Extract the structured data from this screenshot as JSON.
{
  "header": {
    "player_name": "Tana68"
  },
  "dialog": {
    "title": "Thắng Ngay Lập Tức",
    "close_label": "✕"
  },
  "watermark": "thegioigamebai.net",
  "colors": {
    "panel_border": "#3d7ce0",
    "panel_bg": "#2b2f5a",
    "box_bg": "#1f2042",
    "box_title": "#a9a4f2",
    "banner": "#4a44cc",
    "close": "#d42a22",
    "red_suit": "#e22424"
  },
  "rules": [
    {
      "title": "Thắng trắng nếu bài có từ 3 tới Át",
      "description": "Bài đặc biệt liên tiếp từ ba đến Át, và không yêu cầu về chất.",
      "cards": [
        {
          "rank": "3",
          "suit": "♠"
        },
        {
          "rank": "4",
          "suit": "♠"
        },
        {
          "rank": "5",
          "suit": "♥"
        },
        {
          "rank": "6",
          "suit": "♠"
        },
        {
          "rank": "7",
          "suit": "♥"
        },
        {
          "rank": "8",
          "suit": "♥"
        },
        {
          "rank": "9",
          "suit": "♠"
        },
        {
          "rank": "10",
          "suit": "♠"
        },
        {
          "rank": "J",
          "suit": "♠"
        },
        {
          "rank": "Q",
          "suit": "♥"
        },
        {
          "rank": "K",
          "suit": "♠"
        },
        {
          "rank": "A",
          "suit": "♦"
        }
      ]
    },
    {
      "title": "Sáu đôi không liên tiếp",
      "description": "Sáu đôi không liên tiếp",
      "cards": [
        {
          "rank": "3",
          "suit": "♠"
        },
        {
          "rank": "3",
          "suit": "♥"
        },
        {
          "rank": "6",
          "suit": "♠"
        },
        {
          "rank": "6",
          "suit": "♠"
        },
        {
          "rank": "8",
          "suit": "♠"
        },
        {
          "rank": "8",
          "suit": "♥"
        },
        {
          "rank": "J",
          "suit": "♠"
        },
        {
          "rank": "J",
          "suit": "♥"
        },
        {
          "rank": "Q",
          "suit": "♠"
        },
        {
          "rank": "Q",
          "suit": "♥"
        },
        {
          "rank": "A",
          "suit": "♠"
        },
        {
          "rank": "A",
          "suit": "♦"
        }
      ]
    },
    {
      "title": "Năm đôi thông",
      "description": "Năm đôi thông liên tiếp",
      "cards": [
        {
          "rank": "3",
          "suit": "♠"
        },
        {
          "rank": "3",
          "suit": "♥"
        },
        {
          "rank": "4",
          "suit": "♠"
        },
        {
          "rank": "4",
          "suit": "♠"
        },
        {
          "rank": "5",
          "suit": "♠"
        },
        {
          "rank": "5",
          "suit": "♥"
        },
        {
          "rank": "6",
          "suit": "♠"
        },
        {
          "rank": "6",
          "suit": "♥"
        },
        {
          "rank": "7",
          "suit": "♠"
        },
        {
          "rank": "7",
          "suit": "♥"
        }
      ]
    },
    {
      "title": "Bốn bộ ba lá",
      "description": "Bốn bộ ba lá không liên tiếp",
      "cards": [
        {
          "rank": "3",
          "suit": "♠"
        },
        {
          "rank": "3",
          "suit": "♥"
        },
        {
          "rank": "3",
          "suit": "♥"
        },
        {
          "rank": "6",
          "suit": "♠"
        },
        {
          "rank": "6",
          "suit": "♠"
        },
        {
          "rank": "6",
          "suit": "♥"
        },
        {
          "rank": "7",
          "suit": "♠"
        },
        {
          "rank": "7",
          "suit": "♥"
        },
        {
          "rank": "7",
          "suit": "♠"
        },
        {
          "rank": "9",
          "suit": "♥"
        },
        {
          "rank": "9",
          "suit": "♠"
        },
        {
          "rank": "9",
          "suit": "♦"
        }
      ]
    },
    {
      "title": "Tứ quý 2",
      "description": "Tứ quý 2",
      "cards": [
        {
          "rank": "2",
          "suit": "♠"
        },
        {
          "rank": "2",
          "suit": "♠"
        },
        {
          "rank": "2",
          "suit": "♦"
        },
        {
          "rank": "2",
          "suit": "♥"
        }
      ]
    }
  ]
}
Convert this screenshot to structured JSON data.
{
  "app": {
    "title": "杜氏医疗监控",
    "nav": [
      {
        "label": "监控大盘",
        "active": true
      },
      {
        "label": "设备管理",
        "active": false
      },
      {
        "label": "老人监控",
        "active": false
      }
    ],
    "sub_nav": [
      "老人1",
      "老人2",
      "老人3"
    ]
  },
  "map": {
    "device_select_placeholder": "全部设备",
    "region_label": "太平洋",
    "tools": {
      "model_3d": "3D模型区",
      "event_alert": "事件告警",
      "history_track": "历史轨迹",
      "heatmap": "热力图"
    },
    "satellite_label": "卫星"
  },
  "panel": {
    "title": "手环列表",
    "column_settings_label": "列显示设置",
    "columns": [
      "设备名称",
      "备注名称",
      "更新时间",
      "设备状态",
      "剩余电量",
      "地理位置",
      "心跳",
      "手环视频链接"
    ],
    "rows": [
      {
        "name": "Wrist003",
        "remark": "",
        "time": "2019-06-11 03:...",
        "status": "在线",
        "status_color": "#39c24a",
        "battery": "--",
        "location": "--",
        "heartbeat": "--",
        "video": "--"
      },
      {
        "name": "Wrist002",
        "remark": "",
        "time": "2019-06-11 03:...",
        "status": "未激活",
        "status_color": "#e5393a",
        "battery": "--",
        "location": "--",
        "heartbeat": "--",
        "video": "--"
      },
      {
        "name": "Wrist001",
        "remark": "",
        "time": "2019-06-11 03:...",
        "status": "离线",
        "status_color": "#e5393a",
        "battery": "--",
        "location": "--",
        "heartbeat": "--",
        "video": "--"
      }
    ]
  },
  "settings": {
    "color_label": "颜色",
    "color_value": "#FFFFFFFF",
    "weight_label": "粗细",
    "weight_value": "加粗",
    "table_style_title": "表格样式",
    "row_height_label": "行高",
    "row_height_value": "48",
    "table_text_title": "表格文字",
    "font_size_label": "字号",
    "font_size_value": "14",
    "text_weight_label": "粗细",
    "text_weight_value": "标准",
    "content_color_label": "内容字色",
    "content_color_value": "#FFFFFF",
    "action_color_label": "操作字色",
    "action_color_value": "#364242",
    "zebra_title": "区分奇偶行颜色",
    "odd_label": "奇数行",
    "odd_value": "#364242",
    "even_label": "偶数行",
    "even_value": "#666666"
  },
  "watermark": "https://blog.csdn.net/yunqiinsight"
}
==*==
PROMPT: Repeat the records above in full, character for character.

ANSWER BELOW:
Extract the structured data from this screenshot as JSON.
{
  "header": {
    "player_name": "Tana68"
  },
  "dialog": {
    "title": "Thắng Ngay Lập Tức",
    "close_label": "✕"
  },
  "watermark": "thegioigamebai.net",
  "colors": {
    "panel_border": "#3d7ce0",
    "panel_bg": "#2b2f5a",
    "box_bg": "#1f2042",
    "box_title": "#a9a4f2",
    "banner": "#4a44cc",
    "close": "#d42a22",
    "red_suit": "#e22424"
  },
  "rules": [
    {
      "title": "Thắng trắng nếu bài có từ 3 tới Át",
      "description": "Bài đặc biệt liên tiếp từ ba đến Át, và không yêu cầu về chất.",
      "cards": [
        {
          "rank": "3",
          "suit": "♠"
        },
        {
          "rank": "4",
          "suit": "♠"
        },
        {
          "rank": "5",
          "suit": "♥"
        },
        {
          "rank": "6",
          "suit": "♠"
        },
        {
          "rank": "7",
          "suit": "♥"
        },
        {
          "rank": "8",
          "suit": "♥"
        },
        {
          "rank": "9",
          "suit": "♠"
        },
        {
          "rank": "10",
          "suit": "♠"
        },
        {
          "rank": "J",
          "suit": "♠"
        },
        {
          "rank": "Q",
          "suit": "♥"
        },
        {
          "rank": "K",
          "suit": "♠"
        },
        {
          "rank": "A",
          "suit": "♦"
        }
      ]
    },
    {
      "title": "Sáu đôi không liên tiếp",
      "description": "Sáu đôi không liên tiếp",
      "cards": [
        {
          "rank": "3",
          "suit": "♠"
        },
        {
          "rank": "3",
          "suit": "♥"
        },
        {
          "rank": "6",
          "suit": "♠"
        },
        {
          "rank": "6",
          "suit": "♠"
        },
        {
          "rank": "8",
          "suit": "♠"
        },
        {
          "rank": "8",
          "suit": "♥"
        },
        {
          "rank": "J",
          "suit": "♠"
        },
        {
          "rank": "J",
          "suit": "♥"
        },
        {
          "rank": "Q",
          "suit": "♠"
        },
        {
          "rank": "Q",
          "suit": "♥"
        },
        {
          "rank": "A",
          "suit": "♠"
        },
        {
          "rank": "A",
          "suit": "♦"
        }
      ]
    },
    {
      "title": "Năm đôi thông",
      "description": "Năm đôi thông liên tiếp",
      "cards": [
        {
          "rank": "3",
          "suit": "♠"
        },
        {
          "rank": "3",
          "suit": "♥"
        },
        {
          "rank": "4",
          "suit": "♠"
        },
        {
          "rank": "4",
          "suit": "♠"
        },
        {
          "rank": "5",
          "suit": "♠"
        },
        {
          "rank": "5",
          "suit": "♥"
        },
        {
          "rank": "6",
          "suit": "♠"
        },
        {
          "rank": "6",
          "suit": "♥"
        },
        {
          "rank": "7",
          "suit": "♠"
        },
        {
          "rank": "7",
          "suit": "♥"
        }
      ]
    },
    {
      "title": "Bốn bộ ba lá",
      "description": "Bốn bộ ba lá không liên tiếp",
      "cards": [
        {
          "rank": "3",
          "suit": "♠"
        },
        {
          "rank": "3",
          "suit": "♥"
        },
        {
          "rank": "3",
          "suit": "♥"
        },
        {
          "rank": "6",
          "suit": "♠"
        },
        {
          "rank": "6",
          "suit": "♠"
        },
        {
          "rank": "6",
          "suit": "♥"
        },
        {
          "rank": "7",
          "suit": "♠"
        },
        {
          "rank": "7",
          "suit": "♥"
        },
        {
          "rank": "7",
          "suit": "♠"
        },
        {
          "rank": "9",
          "suit": "♥"
        },
        {
          "rank": "9",
          "suit": "♠"
        },
        {
          "rank": "9",
          "suit": "♦"
        }
      ]
    },
    {
      "title": "Tứ quý 2",
      "description": "Tứ quý 2",
      "cards": [
        {
          "rank": "2",
          "suit": "♠"
        },
        {
          "rank": "2",
          "suit": "♠"
        },
        {
          "rank": "2",
          "suit": "♦"
        },
        {
          "rank": "2",
          "suit": "♥"
        }
      ]
    }
  ]
}
Convert this screenshot to structured JSON data.
{
  "app": {
    "title": "杜氏医疗监控",
    "nav": [
      {
        "label": "监控大盘",
        "active": true
      },
      {
        "label": "设备管理",
        "active": false
      },
      {
        "label": "老人监控",
        "active": false
      }
    ],
    "sub_nav": [
      "老人1",
      "老人2",
      "老人3"
    ]
  },
  "map": {
    "device_select_placeholder": "全部设备",
    "region_label": "太平洋",
    "tools": {
      "model_3d": "3D模型区",
      "event_alert": "事件告警",
      "history_track": "历史轨迹",
      "heatmap": "热力图"
    },
    "satellite_label": "卫星"
  },
  "panel": {
    "title": "手环列表",
    "column_settings_label": "列显示设置",
    "columns": [
      "设备名称",
      "备注名称",
      "更新时间",
      "设备状态",
      "剩余电量",
      "地理位置",
      "心跳",
      "手环视频链接"
    ],
    "rows": [
      {
        "name": "Wrist003",
        "remark": "",
        "time": "2019-06-11 03:...",
        "status": "在线",
        "status_color": "#39c24a",
        "battery": "--",
        "location": "--",
        "heartbeat": "--",
        "video": "--"
      },
      {
        "name": "Wrist002",
        "remark": "",
        "time": "2019-06-11 03:...",
        "status": "未激活",
        "status_color": "#e5393a",
        "battery": "--",
        "location": "--",
        "heartbeat": "--",
        "video": "--"
      },
      {
        "name": "Wrist001",
        "remark": "",
        "time": "2019-06-11 03:...",
        "status": "离线",
        "status_color": "#e5393a",
        "battery": "--",
        "location": "--",
        "heartbeat": "--",
        "video": "--"
      }
    ]
  },
  "settings": {
    "color_label": "颜色",
    "color_value": "#FFFFFFFF",
    "weight_label": "粗细",
    "weight_value": "加粗",
    "table_style_title": "表格样式",
    "row_height_label": "行高",
    "row_height_value": "48",
    "table_text_title": "表格文字",
    "font_size_label": "字号",
    "font_size_value": "14",
    "text_weight_label": "粗细",
    "text_weight_value": "标准",
    "content_color_label": "内容字色",
    "content_color_value": "#FFFFFF",
    "action_color_label": "操作字色",
    "action_color_value": "#364242",
    "zebra_title": "区分奇偶行颜色",
    "odd_label": "奇数行",
    "odd_value": "#364242",
    "even_label": "偶数行",
    "even_value": "#666666"
  },
  "watermark": "https://blog.csdn.net/yunqiinsight"
}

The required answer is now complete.